──────── Data for the task

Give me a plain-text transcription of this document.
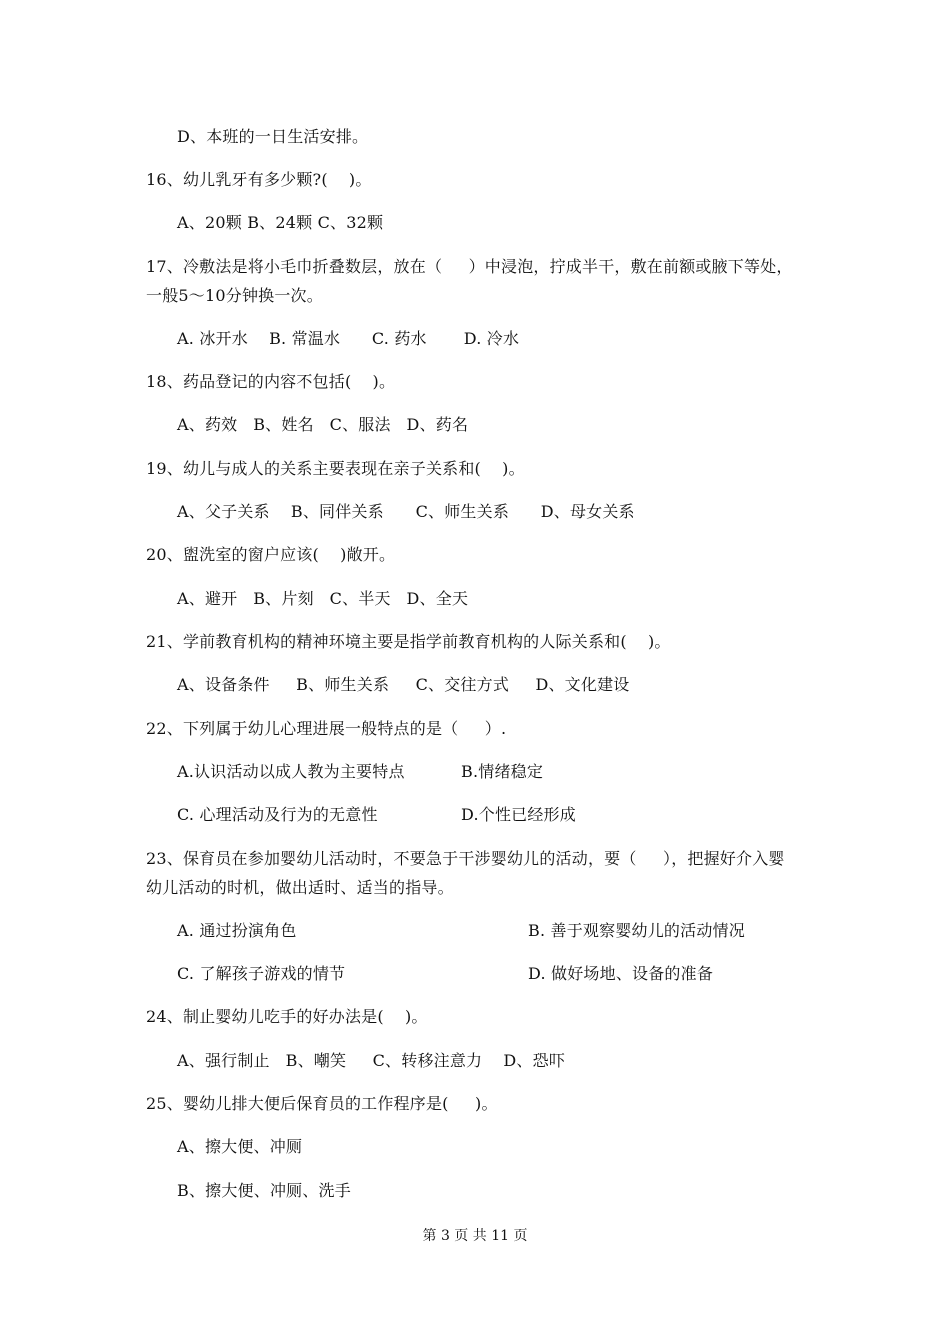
D、本班的一日生活安排。
16、幼儿乳牙有多少颗?(    )。
A、20颗 B、24颗 C、32颗
17、冷敷法是将小毛巾折叠数层，放在（     ）中浸泡，拧成半干，敷在前额或腋下等处，
一般5～10分钟换一次。
A. 冰开水    B. 常温水      C. 药水       D. 冷水
18、药品登记的内容不包括(    )。
A、药效   B、姓名   C、服法   D、药名
19、幼儿与成人的关系主要表现在亲子关系和(    )。
A、父子关系    B、同伴关系      C、师生关系      D、母女关系
20、盥洗室的窗户应该(    )敞开。
A、避开   B、片刻   C、半天   D、全天
21、学前教育机构的精神环境主要是指学前教育机构的人际关系和(    )。
A、设备条件     B、师生关系     C、交往方式     D、文化建设
22、下列属于幼儿心理进展一般特点的是（     ）.
A.认识活动以成人教为主要特点	B.情绪稳定
C. 心理活动及行为的无意性	D.个性已经形成
23、保育员在参加婴幼儿活动时，不要急于干涉婴幼儿的活动，要（     ），把握好介入婴
幼儿活动的时机，做出适时、适当的指导。
A. 通过扮演角色	B. 善于观察婴幼儿的活动情况
C. 了解孩子游戏的情节	D. 做好场地、设备的准备
24、制止婴幼儿吃手的好办法是(    )。
A、强行制止   B、嘲笑     C、转移注意力    D、恐吓
25、婴幼儿排大便后保育员的工作程序是(     )。
A、擦大便、冲厕
B、擦大便、冲厕、洗手
第 3 页 共 11 页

────────────────

» **Stated problem**
Using the material above, retype each entry exactly and omit the pictures.

» **Exercise answer**
Give me a plain-text transcription of this document.
D、本班的一日生活安排。
16、幼儿乳牙有多少颗?(    )。
A、20颗 B、24颗 C、32颗
17、冷敷法是将小毛巾折叠数层，放在（     ）中浸泡，拧成半干，敷在前额或腋下等处，
一般5～10分钟换一次。
A. 冰开水    B. 常温水      C. 药水       D. 冷水
18、药品登记的内容不包括(    )。
A、药效   B、姓名   C、服法   D、药名
19、幼儿与成人的关系主要表现在亲子关系和(    )。
A、父子关系    B、同伴关系      C、师生关系      D、母女关系
20、盥洗室的窗户应该(    )敞开。
A、避开   B、片刻   C、半天   D、全天
21、学前教育机构的精神环境主要是指学前教育机构的人际关系和(    )。
A、设备条件     B、师生关系     C、交往方式     D、文化建设
22、下列属于幼儿心理进展一般特点的是（     ）.
A.认识活动以成人教为主要特点	B.情绪稳定
C. 心理活动及行为的无意性	D.个性已经形成
23、保育员在参加婴幼儿活动时，不要急于干涉婴幼儿的活动，要（     ），把握好介入婴
幼儿活动的时机，做出适时、适当的指导。
A. 通过扮演角色	B. 善于观察婴幼儿的活动情况
C. 了解孩子游戏的情节	D. 做好场地、设备的准备
24、制止婴幼儿吃手的好办法是(    )。
A、强行制止   B、嘲笑     C、转移注意力    D、恐吓
25、婴幼儿排大便后保育员的工作程序是(     )。
A、擦大便、冲厕
B、擦大便、冲厕、洗手
第 3 页 共 11 页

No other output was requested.